# Dataset content start
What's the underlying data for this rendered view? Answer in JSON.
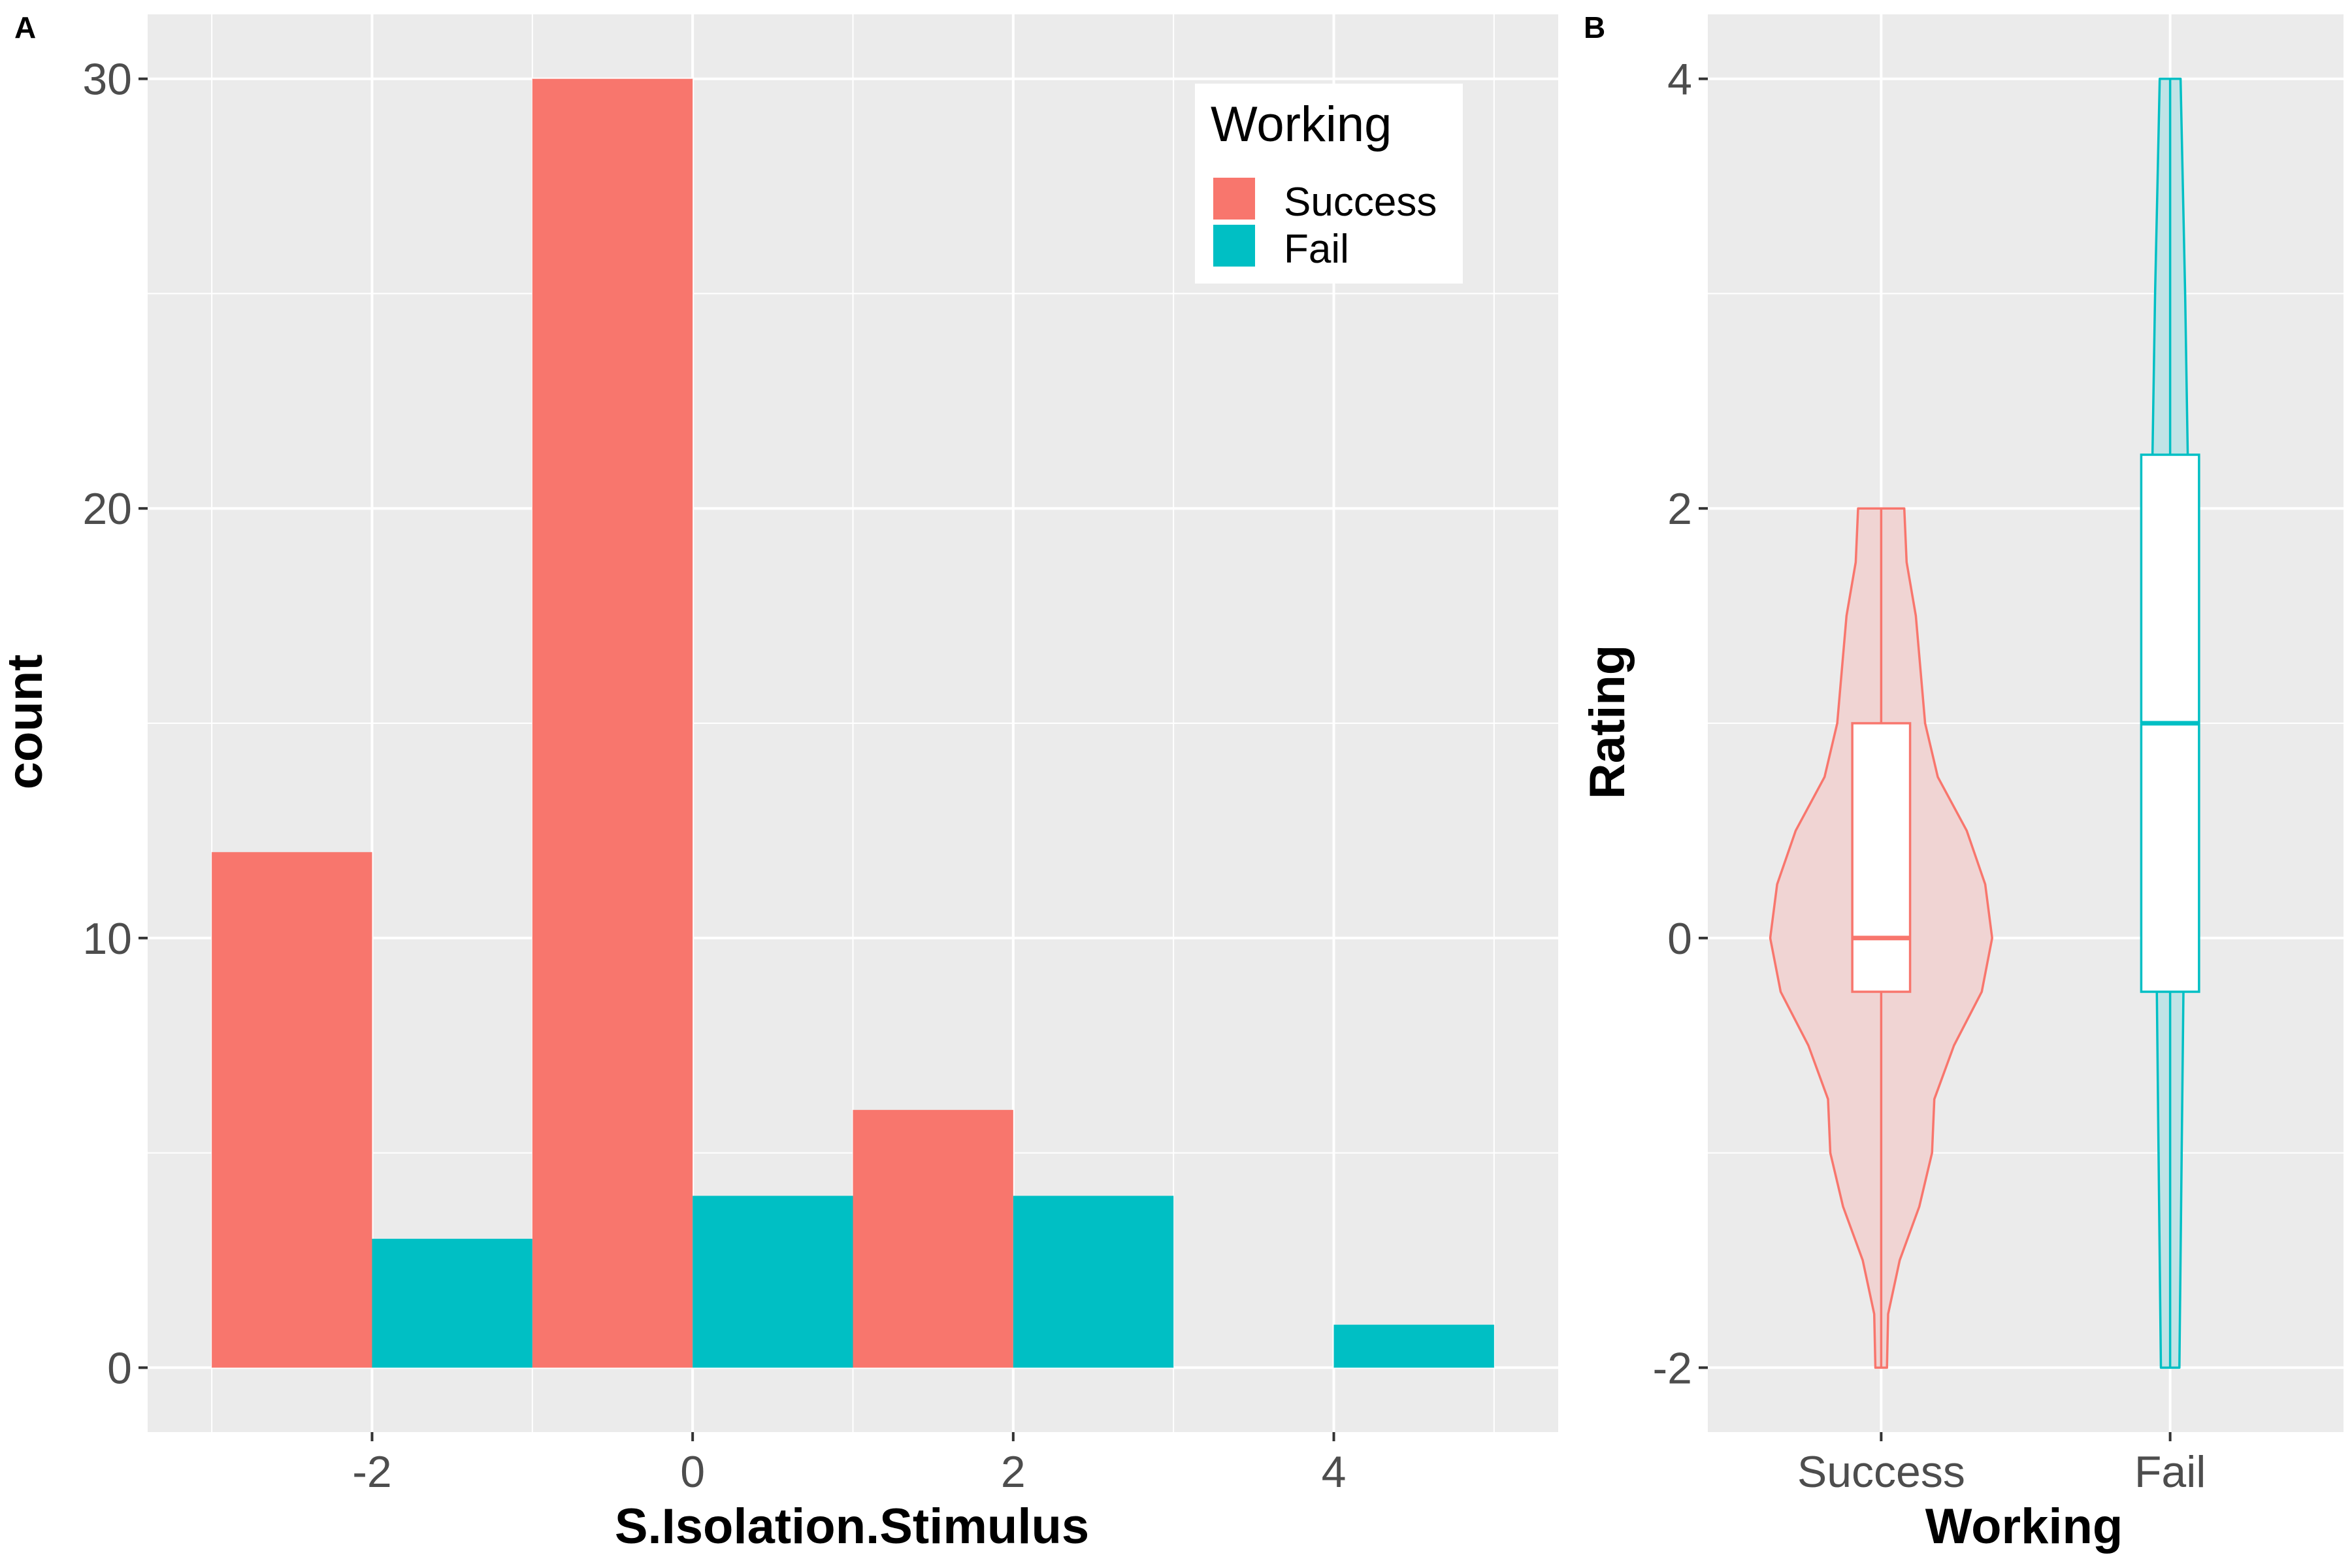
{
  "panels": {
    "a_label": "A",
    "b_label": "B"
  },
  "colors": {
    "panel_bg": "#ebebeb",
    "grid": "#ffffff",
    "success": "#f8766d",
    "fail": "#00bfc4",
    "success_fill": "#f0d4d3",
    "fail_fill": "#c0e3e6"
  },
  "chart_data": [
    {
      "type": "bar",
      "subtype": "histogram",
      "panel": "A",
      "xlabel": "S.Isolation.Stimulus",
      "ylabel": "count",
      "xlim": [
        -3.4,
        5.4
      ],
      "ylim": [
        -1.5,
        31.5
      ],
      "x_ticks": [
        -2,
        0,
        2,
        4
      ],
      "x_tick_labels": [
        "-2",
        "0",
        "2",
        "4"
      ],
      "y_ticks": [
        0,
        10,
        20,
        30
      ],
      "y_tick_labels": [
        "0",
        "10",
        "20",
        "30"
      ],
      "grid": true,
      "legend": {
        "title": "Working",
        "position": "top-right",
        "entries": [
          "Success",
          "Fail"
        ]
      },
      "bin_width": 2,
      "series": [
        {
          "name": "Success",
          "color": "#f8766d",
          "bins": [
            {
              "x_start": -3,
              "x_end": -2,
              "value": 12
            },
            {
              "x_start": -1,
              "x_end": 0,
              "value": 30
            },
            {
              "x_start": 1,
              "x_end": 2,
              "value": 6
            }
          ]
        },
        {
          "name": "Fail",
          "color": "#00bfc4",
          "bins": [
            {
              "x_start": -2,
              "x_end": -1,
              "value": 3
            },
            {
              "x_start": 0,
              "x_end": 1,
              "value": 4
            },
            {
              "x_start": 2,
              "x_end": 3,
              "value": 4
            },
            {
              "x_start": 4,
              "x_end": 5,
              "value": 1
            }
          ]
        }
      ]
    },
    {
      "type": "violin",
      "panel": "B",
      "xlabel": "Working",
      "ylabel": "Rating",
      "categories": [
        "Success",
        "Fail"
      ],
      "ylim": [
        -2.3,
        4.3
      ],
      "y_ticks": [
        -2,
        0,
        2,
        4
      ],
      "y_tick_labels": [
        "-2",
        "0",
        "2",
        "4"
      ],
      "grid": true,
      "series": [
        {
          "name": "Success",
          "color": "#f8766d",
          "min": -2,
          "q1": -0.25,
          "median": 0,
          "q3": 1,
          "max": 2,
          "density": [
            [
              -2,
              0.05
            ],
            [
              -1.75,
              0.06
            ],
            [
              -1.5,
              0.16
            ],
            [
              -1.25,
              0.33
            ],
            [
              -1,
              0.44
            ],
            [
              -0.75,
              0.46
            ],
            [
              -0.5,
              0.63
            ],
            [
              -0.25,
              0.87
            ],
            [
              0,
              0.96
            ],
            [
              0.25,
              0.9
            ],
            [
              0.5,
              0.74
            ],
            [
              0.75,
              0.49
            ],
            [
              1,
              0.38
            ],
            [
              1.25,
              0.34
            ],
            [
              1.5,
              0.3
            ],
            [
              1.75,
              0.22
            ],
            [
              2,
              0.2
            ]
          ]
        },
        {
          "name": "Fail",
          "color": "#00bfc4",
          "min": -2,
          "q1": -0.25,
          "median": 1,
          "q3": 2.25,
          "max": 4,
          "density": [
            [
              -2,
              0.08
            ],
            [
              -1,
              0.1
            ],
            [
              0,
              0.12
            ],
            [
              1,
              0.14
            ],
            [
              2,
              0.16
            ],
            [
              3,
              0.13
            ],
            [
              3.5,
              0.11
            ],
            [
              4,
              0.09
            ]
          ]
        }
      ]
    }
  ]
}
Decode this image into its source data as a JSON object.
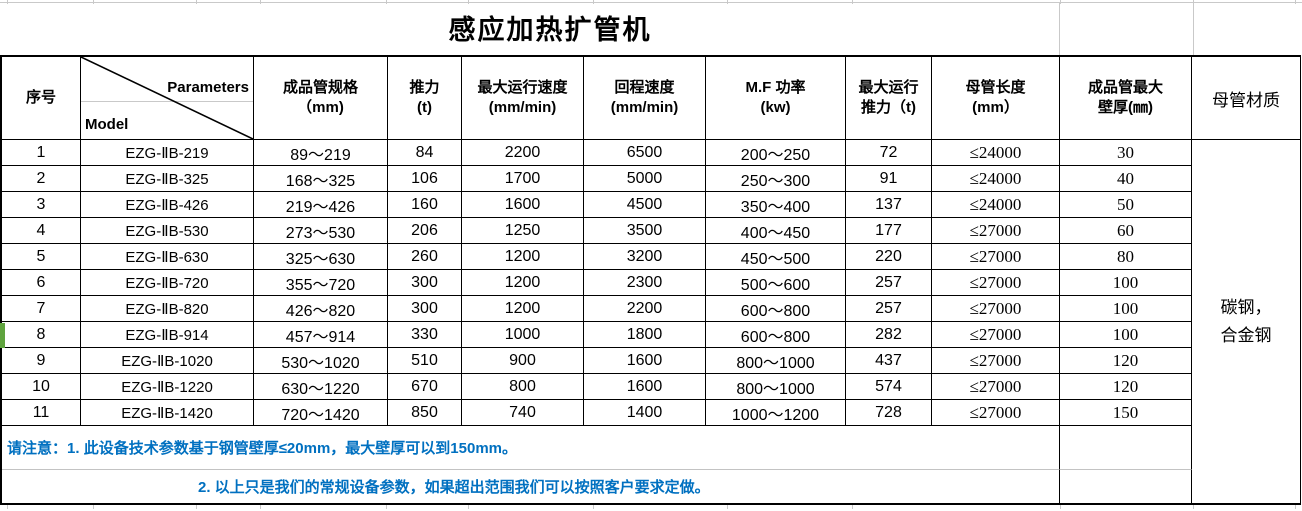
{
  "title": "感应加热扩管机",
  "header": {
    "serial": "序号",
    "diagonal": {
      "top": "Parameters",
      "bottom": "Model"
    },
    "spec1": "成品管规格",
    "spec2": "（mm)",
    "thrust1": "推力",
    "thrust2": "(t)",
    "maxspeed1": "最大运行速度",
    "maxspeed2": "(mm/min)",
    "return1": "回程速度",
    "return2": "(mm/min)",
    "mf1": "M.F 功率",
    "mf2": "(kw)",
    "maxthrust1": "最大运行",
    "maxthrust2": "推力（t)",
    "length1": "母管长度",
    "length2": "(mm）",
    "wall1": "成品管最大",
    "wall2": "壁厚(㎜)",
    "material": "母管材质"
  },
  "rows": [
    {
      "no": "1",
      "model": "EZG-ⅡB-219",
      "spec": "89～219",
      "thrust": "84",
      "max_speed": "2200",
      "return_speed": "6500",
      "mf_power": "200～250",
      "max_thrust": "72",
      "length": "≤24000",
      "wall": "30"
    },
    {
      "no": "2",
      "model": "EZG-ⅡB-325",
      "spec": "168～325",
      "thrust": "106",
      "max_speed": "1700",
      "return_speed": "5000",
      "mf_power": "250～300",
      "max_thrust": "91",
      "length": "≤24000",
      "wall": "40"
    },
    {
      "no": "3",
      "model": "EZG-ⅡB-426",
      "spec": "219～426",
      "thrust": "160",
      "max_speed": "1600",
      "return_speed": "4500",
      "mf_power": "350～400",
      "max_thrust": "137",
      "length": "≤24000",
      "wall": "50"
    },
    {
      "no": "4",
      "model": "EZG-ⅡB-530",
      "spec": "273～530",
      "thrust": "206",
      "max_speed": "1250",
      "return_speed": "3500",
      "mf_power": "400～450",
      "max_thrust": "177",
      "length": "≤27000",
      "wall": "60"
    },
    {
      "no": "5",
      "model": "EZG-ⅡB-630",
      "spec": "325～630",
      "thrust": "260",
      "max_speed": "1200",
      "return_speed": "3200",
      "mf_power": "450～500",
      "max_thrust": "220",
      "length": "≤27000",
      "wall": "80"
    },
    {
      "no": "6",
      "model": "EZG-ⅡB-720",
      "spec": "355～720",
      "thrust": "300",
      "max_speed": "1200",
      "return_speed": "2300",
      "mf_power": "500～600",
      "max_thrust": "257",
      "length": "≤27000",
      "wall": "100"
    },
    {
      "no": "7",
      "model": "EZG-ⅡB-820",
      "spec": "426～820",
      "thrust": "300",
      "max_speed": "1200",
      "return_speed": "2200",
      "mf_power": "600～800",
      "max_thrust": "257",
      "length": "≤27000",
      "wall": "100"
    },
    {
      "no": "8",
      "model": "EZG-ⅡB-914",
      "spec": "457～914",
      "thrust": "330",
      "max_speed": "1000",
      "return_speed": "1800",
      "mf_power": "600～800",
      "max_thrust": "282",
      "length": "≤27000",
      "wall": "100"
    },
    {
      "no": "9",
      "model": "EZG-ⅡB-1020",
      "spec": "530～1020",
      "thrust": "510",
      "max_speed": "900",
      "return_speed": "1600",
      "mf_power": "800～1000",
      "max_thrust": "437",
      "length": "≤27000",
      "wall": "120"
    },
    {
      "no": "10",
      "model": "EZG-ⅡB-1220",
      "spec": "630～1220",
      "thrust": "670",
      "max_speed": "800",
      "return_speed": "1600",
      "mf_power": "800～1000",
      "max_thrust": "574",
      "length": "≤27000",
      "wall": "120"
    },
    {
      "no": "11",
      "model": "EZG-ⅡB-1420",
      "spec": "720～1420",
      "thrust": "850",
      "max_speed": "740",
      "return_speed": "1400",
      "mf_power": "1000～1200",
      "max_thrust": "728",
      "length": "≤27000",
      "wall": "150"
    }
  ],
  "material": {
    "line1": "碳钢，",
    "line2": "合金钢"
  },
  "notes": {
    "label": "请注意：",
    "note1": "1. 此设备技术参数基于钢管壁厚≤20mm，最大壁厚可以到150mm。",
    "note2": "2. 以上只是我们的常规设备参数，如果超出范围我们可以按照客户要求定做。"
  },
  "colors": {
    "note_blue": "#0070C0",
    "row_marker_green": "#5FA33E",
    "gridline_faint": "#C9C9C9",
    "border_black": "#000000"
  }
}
# Dataset content end
* What is asked *
Track down every line holding the string "value" and copy it.

* Solution for this task *
              "value": 12
              "value": 30
              "value": 6
              "value": 3
              "value": 4
              "value": 4
              "value": 1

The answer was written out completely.